For each line of the data below that holds "mind", copy the line.

═══ Provided records ═══

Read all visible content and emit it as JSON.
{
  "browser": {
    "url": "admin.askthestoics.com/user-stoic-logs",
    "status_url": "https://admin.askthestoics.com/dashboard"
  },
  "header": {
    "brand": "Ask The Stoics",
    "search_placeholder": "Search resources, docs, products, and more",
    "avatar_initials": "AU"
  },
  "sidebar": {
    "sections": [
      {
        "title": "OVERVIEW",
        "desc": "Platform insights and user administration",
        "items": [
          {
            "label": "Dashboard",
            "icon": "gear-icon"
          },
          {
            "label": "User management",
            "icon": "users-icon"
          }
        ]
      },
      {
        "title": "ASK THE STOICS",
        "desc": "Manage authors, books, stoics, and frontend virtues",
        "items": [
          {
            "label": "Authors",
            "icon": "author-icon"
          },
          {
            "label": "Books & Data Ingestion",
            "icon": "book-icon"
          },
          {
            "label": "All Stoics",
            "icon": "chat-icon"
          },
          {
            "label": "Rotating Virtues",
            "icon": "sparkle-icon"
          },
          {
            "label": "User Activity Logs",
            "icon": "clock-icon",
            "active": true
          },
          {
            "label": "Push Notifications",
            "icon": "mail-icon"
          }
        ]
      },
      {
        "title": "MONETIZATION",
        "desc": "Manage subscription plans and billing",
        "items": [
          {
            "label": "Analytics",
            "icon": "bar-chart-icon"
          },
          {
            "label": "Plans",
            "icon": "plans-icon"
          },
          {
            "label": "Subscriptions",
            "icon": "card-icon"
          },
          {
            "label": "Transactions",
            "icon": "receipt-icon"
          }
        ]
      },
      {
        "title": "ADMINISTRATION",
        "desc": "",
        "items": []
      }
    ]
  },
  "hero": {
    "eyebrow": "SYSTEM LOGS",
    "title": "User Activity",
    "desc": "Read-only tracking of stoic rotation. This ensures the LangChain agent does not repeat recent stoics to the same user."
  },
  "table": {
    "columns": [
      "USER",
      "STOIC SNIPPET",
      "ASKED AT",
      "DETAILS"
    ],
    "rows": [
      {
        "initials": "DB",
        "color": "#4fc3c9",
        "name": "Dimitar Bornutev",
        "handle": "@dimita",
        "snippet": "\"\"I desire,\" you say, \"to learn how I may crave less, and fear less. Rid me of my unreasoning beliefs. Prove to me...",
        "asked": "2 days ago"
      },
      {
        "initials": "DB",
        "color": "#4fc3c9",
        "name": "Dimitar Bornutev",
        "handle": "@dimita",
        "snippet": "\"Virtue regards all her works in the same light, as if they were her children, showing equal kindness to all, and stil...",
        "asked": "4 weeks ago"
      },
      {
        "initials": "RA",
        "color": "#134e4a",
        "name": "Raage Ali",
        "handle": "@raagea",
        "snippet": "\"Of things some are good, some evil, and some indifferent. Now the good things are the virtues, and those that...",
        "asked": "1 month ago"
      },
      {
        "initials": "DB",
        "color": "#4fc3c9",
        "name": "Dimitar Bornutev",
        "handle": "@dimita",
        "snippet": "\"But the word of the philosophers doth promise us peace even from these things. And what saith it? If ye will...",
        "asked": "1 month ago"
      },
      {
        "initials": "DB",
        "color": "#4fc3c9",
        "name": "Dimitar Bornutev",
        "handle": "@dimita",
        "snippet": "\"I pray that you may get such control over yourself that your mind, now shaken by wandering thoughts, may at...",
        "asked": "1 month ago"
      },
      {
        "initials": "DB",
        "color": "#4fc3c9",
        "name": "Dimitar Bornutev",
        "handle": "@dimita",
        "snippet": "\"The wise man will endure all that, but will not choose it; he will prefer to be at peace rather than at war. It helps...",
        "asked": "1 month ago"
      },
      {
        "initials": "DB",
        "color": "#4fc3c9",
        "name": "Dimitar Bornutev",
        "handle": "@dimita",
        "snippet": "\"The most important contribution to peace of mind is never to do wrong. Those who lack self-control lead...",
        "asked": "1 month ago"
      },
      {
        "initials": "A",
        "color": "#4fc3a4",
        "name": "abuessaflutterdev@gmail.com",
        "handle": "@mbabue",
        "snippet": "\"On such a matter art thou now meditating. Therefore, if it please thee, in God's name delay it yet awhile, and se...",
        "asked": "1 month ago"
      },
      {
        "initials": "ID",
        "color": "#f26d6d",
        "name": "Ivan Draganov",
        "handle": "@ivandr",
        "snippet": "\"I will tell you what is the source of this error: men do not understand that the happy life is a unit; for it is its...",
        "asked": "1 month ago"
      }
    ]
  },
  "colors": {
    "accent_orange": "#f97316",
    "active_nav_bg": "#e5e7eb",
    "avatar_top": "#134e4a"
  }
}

═══

[Answer below]
        "snippet": "\"I pray that you may get such control over yourself that your mind, now shaken by wandering thoughts, may at...",
        "snippet": "\"The most important contribution to peace of mind is never to do wrong. Those who lack self-control lead...",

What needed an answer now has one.